▸ Dataset items:
• • • • • • •
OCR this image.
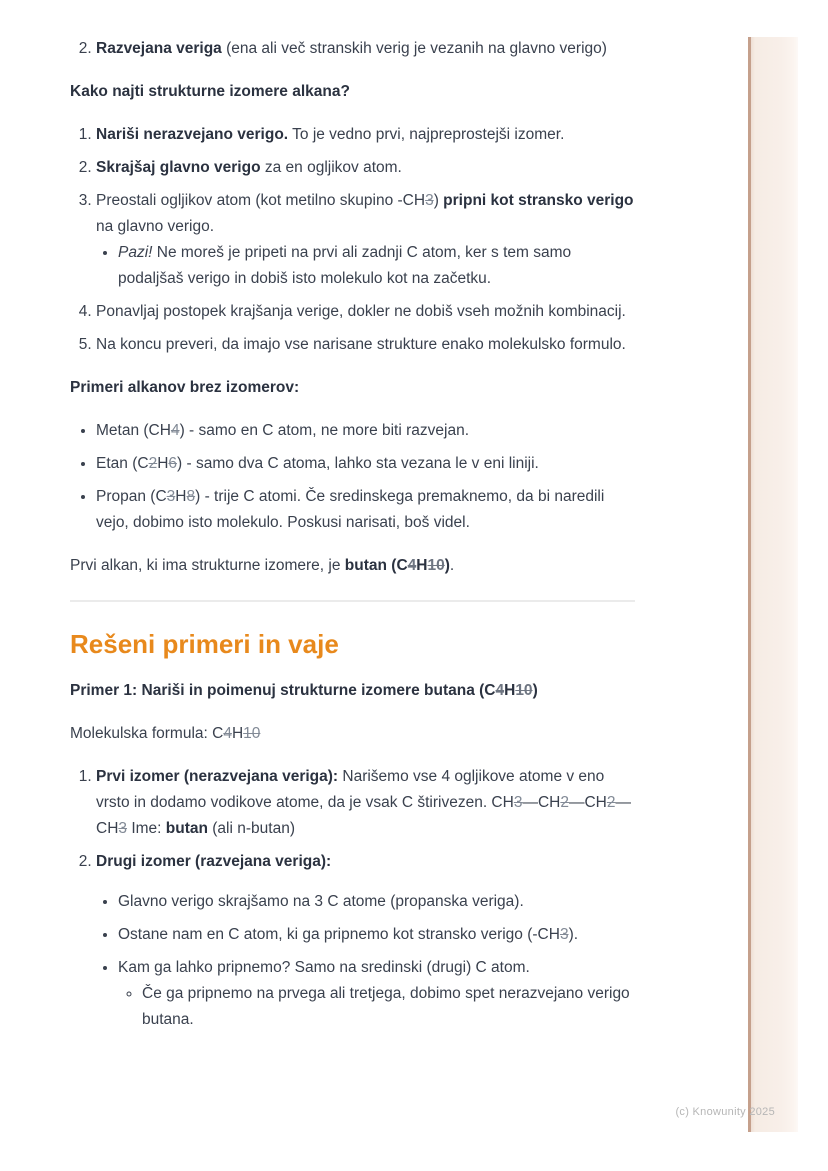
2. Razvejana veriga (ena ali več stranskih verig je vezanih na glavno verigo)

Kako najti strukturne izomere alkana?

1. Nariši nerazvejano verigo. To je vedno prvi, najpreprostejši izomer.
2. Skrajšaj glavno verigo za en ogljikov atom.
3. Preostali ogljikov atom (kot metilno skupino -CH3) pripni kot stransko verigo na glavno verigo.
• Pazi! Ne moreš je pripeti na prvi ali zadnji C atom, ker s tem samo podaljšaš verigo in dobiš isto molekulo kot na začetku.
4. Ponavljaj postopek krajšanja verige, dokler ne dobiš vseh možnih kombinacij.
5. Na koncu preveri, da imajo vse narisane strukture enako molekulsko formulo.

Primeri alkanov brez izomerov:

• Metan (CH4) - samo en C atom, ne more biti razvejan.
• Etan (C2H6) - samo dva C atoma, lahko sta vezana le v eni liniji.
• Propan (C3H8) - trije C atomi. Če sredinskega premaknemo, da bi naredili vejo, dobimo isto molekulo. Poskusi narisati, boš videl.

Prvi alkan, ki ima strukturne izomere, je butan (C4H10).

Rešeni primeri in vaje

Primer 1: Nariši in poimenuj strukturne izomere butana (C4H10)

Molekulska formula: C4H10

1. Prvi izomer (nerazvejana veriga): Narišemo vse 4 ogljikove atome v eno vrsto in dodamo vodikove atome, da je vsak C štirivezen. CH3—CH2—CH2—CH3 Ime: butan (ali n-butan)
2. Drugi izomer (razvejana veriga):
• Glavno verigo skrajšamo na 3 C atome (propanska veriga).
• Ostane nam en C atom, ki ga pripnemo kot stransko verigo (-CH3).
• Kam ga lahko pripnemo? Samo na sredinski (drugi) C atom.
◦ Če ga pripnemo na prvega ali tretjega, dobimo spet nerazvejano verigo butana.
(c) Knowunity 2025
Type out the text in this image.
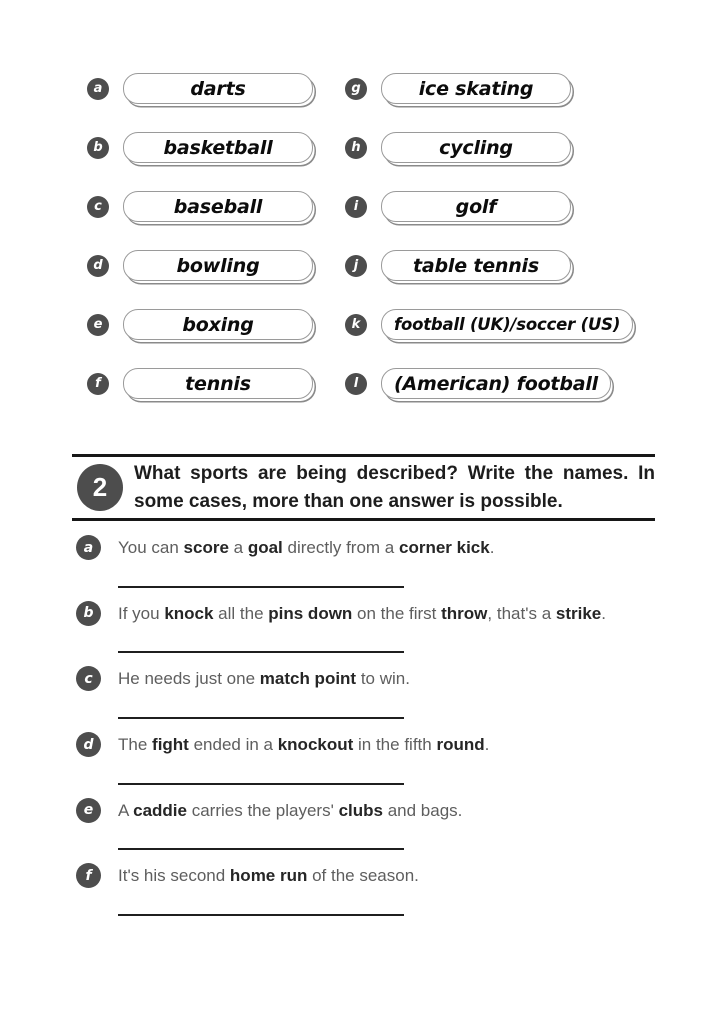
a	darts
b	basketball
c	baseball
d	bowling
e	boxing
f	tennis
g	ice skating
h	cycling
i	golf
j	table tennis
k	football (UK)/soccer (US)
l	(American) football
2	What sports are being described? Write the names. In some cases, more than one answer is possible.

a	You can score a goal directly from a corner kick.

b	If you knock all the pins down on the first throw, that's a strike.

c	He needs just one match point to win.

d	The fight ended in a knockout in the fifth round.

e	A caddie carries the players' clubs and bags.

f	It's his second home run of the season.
• • • • • • •
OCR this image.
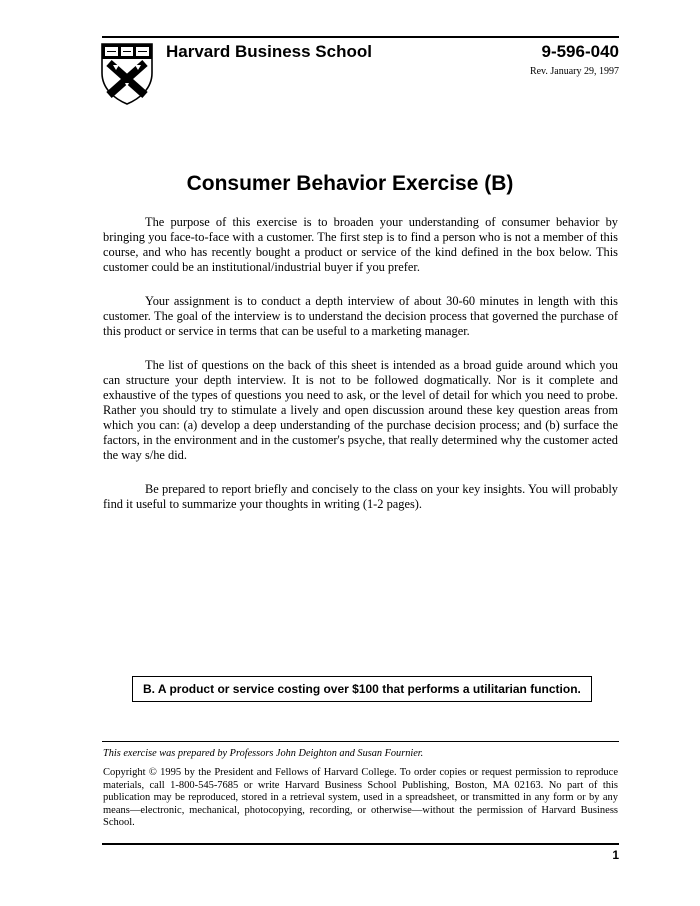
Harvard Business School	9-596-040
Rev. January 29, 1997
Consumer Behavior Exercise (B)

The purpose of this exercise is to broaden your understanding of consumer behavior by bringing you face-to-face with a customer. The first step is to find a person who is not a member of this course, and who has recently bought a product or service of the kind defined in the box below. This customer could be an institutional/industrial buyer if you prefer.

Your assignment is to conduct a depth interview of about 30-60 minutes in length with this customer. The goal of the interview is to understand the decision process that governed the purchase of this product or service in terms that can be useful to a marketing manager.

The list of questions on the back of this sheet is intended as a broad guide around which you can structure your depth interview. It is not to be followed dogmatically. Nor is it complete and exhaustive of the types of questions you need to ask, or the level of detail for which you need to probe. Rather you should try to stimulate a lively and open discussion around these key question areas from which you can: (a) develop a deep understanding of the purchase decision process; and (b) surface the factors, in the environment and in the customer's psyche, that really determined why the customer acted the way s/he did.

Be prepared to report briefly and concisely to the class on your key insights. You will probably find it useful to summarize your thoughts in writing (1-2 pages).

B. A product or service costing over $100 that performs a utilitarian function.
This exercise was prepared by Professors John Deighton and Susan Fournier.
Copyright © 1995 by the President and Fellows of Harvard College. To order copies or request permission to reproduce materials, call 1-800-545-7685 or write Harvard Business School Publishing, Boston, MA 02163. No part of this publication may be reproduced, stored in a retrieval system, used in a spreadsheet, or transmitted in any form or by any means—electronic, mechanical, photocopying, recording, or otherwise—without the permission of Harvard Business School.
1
• • • • • • •
▸ WHAT THE TASK ASKS: Output nothing but the number of lines in the data containing the string "football".

▸ PROBLEM SOLUTION: 2